▶ **Records contained in a dataset**
+ + +
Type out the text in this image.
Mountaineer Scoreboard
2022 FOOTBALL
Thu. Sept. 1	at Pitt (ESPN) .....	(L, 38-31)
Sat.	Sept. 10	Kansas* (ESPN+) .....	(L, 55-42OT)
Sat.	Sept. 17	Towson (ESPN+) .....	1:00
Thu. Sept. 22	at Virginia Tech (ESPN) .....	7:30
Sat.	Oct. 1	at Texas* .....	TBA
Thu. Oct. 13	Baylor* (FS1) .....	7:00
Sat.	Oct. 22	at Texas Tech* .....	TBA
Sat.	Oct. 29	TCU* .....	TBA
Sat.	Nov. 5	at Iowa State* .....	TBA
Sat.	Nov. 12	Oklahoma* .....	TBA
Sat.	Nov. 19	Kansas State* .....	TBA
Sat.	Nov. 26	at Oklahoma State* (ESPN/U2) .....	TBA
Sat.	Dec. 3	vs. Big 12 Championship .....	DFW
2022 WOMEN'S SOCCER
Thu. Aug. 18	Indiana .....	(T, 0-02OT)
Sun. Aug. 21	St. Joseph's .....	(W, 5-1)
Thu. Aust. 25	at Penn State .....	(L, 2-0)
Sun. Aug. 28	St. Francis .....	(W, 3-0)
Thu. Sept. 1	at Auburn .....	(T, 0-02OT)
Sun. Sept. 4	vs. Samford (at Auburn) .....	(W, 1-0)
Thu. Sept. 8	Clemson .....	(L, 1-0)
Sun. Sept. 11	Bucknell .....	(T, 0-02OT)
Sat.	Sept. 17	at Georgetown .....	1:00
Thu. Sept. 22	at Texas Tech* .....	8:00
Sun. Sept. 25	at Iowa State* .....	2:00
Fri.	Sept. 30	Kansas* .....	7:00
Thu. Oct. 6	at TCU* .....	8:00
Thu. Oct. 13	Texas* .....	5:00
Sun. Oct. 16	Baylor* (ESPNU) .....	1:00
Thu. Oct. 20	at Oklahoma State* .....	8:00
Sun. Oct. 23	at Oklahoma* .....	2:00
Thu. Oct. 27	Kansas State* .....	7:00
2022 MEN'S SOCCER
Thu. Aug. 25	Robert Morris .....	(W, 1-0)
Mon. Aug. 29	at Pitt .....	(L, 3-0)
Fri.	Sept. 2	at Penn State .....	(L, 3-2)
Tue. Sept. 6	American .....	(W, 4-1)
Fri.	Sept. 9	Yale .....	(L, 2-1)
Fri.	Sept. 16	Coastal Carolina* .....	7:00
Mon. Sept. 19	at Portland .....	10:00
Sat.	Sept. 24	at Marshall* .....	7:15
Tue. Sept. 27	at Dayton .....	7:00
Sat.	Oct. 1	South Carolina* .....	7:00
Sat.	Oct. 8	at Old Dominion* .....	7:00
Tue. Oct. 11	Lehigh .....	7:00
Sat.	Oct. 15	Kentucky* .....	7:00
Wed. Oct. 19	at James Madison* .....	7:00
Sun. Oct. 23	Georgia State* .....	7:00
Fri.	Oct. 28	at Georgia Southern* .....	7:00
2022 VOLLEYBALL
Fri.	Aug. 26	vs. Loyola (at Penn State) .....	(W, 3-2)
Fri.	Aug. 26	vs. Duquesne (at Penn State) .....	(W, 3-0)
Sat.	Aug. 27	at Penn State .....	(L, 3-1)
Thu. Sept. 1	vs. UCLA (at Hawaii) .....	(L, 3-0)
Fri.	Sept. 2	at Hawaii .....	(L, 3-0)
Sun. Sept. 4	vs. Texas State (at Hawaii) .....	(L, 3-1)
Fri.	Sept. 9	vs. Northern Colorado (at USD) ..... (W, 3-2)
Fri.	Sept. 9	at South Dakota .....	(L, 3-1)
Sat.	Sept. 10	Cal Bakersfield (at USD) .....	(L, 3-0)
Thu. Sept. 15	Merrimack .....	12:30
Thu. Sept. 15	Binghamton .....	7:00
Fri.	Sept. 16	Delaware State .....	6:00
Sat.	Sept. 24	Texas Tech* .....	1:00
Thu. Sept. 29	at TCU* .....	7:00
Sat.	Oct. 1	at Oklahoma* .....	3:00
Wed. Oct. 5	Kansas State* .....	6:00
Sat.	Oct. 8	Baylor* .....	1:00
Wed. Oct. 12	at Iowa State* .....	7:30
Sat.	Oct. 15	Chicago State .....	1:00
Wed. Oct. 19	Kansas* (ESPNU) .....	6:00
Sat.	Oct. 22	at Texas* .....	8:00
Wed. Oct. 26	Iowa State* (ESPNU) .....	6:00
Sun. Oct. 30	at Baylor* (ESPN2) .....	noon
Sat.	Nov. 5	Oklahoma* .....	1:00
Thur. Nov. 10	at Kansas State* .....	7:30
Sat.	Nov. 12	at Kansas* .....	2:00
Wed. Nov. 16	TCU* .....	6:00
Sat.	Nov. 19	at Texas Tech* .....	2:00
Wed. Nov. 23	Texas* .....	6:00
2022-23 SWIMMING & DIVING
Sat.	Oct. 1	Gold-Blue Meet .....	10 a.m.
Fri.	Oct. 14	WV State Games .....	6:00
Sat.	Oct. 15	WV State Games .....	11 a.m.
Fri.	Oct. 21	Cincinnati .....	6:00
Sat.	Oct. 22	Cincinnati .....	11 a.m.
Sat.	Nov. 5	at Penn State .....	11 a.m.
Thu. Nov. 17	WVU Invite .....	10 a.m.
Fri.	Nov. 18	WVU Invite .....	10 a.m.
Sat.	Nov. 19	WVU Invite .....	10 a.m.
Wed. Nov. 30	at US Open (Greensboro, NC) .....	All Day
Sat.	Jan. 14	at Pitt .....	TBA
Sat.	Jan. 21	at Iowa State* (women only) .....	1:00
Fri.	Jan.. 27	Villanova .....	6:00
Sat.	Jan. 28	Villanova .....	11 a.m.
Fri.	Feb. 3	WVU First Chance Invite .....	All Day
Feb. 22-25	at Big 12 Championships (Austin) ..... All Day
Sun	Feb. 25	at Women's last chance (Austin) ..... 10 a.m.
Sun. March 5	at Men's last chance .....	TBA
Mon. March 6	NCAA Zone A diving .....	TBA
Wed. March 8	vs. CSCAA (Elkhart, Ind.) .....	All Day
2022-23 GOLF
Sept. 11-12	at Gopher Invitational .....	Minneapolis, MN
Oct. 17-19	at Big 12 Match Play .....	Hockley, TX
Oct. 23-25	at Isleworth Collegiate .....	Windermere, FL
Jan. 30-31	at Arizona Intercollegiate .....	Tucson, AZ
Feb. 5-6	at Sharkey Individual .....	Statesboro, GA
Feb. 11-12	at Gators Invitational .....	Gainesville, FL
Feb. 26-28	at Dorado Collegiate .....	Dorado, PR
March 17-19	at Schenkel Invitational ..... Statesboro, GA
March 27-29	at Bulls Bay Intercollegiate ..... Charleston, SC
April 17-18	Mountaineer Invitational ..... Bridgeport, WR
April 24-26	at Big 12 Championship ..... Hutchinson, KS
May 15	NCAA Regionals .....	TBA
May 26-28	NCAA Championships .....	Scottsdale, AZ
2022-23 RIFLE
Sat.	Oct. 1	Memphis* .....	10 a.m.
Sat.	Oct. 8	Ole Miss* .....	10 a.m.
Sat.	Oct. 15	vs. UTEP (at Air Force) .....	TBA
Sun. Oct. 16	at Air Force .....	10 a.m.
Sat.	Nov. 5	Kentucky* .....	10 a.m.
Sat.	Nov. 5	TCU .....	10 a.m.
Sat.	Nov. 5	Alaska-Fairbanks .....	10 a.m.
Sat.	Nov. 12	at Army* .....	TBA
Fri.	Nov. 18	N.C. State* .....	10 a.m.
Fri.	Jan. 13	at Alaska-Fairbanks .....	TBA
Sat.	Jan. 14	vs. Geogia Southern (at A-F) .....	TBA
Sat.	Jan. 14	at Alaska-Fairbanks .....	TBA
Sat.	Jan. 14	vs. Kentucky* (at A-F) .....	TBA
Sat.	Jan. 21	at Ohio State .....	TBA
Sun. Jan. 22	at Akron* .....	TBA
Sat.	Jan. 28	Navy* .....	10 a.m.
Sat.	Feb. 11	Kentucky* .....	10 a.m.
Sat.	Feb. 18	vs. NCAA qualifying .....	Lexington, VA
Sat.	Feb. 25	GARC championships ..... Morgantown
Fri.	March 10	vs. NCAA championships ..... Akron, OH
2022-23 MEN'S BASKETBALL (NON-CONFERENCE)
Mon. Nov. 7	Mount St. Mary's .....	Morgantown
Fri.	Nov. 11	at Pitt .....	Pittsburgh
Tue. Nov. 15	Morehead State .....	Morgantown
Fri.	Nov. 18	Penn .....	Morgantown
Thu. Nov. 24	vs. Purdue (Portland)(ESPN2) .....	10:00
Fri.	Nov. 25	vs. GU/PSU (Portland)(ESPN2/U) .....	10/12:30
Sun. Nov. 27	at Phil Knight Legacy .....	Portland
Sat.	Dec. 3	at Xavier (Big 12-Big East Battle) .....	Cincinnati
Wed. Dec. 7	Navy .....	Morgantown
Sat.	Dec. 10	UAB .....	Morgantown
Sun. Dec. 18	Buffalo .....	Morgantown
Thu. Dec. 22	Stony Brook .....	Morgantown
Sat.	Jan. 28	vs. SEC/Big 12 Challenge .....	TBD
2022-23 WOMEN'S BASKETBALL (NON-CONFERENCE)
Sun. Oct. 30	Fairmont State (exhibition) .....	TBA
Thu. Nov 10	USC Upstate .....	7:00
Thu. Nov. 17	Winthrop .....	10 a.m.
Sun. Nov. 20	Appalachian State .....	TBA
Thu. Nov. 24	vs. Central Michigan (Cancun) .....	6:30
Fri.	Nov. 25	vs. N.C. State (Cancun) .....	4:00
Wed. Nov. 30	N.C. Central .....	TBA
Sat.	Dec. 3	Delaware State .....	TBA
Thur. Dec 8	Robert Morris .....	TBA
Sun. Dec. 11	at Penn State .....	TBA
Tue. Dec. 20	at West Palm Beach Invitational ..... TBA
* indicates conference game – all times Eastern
+ + +
▶ **Set exercise**
Find each line holding the word "Portland" and copy it.

▶ **Right answer**
Mon. Sept. 19	at Portland .....	10:00
Thu. Nov. 24	vs. Purdue (Portland)(ESPN2) .....	10:00
Fri.	Nov. 25	vs. GU/PSU (Portland)(ESPN2/U) .....	10/12:30
Sun. Nov. 27	at Phil Knight Legacy .....	Portland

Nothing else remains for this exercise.